Start of Records for this task

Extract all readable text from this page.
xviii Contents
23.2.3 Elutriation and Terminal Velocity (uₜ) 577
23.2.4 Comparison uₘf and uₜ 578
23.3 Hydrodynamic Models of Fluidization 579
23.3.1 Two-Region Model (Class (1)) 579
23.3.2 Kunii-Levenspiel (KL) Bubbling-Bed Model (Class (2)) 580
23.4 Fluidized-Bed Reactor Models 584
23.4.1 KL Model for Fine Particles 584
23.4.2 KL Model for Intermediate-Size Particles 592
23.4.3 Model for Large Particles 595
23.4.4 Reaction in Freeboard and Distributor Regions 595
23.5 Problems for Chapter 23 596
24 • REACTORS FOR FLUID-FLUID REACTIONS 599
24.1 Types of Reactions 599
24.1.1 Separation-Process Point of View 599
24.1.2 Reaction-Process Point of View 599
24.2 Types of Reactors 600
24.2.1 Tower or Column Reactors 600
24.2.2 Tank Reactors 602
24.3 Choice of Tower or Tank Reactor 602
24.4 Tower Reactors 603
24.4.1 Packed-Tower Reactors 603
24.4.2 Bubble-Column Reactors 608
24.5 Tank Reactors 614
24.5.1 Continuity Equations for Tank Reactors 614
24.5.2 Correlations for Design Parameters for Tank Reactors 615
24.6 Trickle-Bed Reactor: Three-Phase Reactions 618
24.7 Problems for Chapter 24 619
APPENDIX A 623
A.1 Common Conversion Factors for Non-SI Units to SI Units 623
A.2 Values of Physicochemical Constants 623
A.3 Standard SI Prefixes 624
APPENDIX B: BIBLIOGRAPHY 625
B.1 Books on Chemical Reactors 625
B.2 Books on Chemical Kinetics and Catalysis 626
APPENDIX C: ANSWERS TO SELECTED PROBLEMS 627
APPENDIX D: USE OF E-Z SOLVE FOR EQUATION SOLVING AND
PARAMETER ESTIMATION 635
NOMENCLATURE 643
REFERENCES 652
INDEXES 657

End of Records for this task

**Task instructions**
Type out all of the material again, word for word.

**Final result**
Extract all readable text from this page.
xviii Contents
23.2.3 Elutriation and Terminal Velocity (uₜ) 577
23.2.4 Comparison uₘf and uₜ 578
23.3 Hydrodynamic Models of Fluidization 579
23.3.1 Two-Region Model (Class (1)) 579
23.3.2 Kunii-Levenspiel (KL) Bubbling-Bed Model (Class (2)) 580
23.4 Fluidized-Bed Reactor Models 584
23.4.1 KL Model for Fine Particles 584
23.4.2 KL Model for Intermediate-Size Particles 592
23.4.3 Model for Large Particles 595
23.4.4 Reaction in Freeboard and Distributor Regions 595
23.5 Problems for Chapter 23 596
24 • REACTORS FOR FLUID-FLUID REACTIONS 599
24.1 Types of Reactions 599
24.1.1 Separation-Process Point of View 599
24.1.2 Reaction-Process Point of View 599
24.2 Types of Reactors 600
24.2.1 Tower or Column Reactors 600
24.2.2 Tank Reactors 602
24.3 Choice of Tower or Tank Reactor 602
24.4 Tower Reactors 603
24.4.1 Packed-Tower Reactors 603
24.4.2 Bubble-Column Reactors 608
24.5 Tank Reactors 614
24.5.1 Continuity Equations for Tank Reactors 614
24.5.2 Correlations for Design Parameters for Tank Reactors 615
24.6 Trickle-Bed Reactor: Three-Phase Reactions 618
24.7 Problems for Chapter 24 619
APPENDIX A 623
A.1 Common Conversion Factors for Non-SI Units to SI Units 623
A.2 Values of Physicochemical Constants 623
A.3 Standard SI Prefixes 624
APPENDIX B: BIBLIOGRAPHY 625
B.1 Books on Chemical Reactors 625
B.2 Books on Chemical Kinetics and Catalysis 626
APPENDIX C: ANSWERS TO SELECTED PROBLEMS 627
APPENDIX D: USE OF E-Z SOLVE FOR EQUATION SOLVING AND
PARAMETER ESTIMATION 635
NOMENCLATURE 643
REFERENCES 652
INDEXES 657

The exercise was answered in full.